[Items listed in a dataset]
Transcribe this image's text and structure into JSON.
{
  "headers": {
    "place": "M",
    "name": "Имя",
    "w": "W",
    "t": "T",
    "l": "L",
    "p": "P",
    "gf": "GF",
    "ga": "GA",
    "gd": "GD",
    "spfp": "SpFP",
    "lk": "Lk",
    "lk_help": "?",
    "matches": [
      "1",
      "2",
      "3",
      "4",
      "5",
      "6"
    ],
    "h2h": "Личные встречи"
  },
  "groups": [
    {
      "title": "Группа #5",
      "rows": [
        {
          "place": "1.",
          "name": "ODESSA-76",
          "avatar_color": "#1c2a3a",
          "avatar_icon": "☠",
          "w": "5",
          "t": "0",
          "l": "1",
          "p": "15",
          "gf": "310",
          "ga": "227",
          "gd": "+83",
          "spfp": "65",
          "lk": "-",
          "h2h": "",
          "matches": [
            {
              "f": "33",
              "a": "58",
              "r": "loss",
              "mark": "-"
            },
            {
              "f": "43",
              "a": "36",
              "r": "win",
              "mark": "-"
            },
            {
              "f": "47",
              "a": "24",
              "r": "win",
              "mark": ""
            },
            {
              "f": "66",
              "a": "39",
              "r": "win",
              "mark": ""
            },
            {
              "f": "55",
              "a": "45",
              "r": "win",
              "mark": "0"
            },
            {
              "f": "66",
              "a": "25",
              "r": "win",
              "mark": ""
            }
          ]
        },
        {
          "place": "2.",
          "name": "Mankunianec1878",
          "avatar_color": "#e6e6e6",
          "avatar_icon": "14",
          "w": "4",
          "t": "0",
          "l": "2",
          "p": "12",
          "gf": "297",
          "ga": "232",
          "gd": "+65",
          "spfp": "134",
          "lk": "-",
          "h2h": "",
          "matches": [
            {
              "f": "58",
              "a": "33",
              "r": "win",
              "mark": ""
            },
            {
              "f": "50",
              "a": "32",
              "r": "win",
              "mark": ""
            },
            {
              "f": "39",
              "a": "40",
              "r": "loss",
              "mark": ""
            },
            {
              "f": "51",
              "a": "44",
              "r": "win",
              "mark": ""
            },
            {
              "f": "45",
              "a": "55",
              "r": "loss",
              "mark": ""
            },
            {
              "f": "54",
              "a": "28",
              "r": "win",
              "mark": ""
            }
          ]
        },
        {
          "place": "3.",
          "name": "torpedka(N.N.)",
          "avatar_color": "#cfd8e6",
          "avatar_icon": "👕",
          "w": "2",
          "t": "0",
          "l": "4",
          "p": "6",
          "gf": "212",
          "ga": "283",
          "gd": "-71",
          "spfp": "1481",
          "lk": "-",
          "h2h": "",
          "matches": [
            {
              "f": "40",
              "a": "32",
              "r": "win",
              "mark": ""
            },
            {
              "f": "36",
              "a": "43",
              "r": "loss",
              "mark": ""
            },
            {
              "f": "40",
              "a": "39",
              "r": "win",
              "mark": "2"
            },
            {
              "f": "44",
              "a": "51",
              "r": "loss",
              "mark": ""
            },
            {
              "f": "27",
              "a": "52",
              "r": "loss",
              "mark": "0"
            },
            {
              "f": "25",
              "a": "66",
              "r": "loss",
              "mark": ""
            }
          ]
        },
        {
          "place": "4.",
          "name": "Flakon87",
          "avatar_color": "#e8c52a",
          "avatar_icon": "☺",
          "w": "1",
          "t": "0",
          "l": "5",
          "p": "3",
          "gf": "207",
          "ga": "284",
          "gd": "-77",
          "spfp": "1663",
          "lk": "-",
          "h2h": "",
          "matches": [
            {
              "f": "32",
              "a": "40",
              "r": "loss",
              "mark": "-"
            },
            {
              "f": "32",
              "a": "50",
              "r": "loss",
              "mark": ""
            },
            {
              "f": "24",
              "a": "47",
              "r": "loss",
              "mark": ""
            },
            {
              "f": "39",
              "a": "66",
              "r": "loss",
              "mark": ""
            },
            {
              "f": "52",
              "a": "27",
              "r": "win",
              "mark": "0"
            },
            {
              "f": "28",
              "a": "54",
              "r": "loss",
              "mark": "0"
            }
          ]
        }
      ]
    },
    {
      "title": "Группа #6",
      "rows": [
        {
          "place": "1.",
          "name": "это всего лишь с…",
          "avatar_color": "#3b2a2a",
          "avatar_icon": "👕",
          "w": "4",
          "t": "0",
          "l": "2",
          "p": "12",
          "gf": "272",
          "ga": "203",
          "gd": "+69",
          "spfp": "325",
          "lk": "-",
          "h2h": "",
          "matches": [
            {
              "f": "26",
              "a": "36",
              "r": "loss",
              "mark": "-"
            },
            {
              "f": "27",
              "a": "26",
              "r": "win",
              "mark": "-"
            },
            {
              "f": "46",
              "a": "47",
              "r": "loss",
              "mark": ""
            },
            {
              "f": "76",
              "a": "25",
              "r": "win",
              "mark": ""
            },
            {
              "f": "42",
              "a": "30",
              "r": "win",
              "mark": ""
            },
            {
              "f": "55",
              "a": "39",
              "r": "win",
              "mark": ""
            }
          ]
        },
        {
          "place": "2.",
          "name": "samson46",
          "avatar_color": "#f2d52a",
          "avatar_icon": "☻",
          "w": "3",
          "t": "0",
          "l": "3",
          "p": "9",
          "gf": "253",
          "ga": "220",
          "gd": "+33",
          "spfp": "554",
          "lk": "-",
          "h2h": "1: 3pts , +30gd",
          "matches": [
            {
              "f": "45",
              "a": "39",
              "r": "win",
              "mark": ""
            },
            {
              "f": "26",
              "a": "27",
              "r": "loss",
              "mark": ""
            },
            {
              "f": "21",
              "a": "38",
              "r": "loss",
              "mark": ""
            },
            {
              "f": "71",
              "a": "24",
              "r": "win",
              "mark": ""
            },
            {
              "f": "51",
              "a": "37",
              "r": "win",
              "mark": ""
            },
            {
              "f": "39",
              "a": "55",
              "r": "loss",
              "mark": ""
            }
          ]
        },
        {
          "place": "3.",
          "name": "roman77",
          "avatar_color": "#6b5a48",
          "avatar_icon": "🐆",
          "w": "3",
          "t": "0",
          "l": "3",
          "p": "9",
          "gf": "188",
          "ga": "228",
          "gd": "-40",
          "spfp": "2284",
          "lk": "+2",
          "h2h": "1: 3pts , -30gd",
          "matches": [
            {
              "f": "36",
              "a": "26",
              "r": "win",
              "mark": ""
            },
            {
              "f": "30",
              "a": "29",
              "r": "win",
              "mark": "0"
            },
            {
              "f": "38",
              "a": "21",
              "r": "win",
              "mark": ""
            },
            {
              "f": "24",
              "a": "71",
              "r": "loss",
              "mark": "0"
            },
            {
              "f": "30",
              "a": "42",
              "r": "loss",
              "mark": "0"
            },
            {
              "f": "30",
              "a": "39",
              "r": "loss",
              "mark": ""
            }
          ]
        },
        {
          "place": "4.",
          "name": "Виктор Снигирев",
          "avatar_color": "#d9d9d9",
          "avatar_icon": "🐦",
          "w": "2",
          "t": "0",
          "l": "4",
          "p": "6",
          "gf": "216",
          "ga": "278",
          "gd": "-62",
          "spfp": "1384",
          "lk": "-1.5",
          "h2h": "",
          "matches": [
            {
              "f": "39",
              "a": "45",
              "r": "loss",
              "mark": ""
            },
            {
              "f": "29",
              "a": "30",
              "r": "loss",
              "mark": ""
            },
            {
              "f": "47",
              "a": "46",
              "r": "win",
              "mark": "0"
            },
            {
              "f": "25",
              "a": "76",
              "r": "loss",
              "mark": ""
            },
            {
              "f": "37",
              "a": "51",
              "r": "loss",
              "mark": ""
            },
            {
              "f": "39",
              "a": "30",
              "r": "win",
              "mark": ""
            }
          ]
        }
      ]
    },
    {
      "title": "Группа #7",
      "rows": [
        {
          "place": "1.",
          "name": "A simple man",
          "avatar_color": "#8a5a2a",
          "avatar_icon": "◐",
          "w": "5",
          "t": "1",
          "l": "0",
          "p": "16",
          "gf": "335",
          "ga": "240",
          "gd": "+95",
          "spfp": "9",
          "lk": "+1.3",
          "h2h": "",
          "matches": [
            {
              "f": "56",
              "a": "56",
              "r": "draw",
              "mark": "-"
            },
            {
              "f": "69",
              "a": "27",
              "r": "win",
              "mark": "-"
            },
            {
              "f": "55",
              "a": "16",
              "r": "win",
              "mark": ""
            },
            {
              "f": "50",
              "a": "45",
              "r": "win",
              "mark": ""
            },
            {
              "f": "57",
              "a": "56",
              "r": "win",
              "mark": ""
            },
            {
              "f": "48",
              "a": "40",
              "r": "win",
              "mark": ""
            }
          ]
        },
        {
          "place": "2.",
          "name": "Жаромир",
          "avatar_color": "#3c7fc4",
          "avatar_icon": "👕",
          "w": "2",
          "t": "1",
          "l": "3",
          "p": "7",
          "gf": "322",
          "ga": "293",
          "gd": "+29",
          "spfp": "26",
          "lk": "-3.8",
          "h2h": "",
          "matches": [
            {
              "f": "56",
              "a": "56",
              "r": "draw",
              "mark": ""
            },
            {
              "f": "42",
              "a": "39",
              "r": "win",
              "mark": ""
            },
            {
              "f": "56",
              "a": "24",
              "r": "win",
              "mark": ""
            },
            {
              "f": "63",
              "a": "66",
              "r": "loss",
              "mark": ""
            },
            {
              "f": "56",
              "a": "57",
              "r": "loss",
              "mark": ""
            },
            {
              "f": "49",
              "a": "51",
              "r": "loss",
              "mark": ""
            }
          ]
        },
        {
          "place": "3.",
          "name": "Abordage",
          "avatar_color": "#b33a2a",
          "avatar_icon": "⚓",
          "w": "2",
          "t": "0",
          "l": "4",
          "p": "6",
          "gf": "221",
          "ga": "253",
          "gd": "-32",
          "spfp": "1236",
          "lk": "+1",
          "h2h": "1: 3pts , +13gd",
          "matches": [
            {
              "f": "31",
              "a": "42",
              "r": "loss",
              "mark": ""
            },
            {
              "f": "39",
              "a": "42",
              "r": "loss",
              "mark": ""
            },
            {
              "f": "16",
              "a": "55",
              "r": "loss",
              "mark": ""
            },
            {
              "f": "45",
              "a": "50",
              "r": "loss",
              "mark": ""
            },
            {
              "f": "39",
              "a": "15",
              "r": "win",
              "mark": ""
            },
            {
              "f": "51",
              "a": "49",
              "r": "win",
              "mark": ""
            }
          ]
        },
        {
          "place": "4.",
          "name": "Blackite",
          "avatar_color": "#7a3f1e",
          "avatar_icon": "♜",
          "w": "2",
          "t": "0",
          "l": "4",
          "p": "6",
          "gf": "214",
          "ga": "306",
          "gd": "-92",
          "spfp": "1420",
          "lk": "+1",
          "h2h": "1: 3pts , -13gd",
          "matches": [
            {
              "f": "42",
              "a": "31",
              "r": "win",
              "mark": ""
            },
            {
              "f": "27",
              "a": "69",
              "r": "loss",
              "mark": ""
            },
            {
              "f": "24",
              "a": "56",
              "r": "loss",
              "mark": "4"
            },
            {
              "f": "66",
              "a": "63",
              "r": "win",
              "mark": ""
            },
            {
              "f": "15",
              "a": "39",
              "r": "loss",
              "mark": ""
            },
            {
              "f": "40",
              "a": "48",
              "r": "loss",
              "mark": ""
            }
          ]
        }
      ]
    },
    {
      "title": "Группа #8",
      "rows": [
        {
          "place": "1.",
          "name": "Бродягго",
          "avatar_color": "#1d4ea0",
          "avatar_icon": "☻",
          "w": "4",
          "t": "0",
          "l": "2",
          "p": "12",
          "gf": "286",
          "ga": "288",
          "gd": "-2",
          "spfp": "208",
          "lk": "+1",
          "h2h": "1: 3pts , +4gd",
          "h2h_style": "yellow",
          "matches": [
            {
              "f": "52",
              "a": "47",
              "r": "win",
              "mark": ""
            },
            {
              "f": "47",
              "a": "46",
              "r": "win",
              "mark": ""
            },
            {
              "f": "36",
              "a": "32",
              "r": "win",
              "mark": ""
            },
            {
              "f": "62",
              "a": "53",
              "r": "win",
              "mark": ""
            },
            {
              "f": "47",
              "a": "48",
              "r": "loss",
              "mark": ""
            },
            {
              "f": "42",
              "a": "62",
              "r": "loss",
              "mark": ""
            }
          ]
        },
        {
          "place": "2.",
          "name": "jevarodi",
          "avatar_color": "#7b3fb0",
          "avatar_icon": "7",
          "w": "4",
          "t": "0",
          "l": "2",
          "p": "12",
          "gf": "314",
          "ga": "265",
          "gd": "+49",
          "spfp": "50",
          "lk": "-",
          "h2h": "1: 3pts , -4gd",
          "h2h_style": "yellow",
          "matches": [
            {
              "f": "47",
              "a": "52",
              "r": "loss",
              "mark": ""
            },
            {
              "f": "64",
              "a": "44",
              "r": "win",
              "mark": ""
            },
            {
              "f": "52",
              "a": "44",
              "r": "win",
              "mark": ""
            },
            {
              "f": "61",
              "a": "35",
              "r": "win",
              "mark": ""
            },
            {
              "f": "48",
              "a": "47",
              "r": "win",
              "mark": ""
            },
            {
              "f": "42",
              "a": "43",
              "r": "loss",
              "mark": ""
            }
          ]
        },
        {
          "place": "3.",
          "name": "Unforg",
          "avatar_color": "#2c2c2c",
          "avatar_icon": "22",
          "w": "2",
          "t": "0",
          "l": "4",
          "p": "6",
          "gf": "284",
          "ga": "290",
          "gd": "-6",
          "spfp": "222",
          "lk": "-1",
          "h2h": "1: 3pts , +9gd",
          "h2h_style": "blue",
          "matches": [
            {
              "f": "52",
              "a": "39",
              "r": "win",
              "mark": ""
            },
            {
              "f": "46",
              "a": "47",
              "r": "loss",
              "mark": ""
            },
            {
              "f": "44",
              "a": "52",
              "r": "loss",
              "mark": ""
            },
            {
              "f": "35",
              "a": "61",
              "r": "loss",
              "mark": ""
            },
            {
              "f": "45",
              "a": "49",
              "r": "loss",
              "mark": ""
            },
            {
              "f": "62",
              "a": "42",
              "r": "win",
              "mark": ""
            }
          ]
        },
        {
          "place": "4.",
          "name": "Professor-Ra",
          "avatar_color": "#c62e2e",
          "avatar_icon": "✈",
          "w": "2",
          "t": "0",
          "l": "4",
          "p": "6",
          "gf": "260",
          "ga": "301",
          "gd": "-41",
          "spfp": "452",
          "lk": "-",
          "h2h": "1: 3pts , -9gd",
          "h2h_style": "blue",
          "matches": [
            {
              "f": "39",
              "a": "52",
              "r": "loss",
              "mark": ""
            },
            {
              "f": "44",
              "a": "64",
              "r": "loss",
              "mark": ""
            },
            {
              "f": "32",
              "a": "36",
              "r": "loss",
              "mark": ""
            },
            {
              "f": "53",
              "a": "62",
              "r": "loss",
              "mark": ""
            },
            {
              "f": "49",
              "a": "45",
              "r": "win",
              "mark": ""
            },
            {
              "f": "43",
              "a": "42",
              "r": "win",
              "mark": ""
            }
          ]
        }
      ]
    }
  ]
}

_What you will do:_ Out of the preceding entries, pull every line containing the string "title".

_Output of the task:_
      "title": "Группа #5",
      "title": "Группа #6",
      "title": "Группа #7",
      "title": "Группа #8",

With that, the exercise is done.